Locate the lines that hold the string "Rivadavia". Copy every such line.

● ● ● ●

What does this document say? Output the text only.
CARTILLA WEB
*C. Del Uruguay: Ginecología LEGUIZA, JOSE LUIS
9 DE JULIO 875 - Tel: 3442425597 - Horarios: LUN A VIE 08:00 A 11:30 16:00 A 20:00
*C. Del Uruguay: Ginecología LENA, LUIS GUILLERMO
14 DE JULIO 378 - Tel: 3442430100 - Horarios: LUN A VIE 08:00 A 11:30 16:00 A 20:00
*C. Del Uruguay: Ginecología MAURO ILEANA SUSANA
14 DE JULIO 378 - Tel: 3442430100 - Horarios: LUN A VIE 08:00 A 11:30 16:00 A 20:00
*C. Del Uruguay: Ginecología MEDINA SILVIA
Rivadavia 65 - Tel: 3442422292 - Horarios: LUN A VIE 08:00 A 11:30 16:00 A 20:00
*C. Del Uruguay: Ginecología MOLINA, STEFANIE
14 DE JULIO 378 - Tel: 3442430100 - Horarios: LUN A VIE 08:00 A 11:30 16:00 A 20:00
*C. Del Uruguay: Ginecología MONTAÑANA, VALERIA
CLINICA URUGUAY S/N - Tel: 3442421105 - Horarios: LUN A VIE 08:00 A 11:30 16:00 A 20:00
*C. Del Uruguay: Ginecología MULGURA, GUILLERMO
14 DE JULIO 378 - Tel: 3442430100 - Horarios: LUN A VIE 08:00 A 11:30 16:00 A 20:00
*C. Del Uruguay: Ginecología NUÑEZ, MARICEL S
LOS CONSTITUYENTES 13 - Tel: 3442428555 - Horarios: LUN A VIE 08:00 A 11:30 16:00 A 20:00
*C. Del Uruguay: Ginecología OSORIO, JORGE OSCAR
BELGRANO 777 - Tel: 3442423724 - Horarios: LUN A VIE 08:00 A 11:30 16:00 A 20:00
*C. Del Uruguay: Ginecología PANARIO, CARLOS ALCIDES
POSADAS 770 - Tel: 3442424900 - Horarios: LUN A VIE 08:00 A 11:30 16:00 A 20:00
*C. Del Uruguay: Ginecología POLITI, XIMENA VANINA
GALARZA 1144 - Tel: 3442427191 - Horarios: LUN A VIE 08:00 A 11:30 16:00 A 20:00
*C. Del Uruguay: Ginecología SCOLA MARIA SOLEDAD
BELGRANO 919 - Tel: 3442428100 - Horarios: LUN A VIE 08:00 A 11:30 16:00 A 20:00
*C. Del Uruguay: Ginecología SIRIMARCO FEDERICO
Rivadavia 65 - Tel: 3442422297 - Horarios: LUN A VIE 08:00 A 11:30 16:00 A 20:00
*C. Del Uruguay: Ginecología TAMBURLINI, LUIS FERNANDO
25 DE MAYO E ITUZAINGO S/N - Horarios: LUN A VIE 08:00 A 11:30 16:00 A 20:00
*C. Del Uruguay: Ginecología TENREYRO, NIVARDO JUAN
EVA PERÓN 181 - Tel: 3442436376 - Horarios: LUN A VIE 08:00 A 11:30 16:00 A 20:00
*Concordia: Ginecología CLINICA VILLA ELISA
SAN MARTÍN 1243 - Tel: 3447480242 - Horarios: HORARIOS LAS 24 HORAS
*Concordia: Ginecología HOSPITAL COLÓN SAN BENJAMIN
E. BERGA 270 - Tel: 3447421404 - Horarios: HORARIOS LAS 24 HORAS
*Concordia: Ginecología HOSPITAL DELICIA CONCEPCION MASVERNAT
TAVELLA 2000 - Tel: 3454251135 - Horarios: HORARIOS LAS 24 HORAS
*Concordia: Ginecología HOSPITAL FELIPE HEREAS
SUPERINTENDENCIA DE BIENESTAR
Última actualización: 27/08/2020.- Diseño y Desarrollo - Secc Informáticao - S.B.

● ● ● ●

■ COMPLETE OUTPUT ■
Rivadavia 65 - Tel: 3442422292 - Horarios: LUN A VIE 08:00 A 11:30 16:00 A 20:00
Rivadavia 65 - Tel: 3442422297 - Horarios: LUN A VIE 08:00 A 11:30 16:00 A 20:00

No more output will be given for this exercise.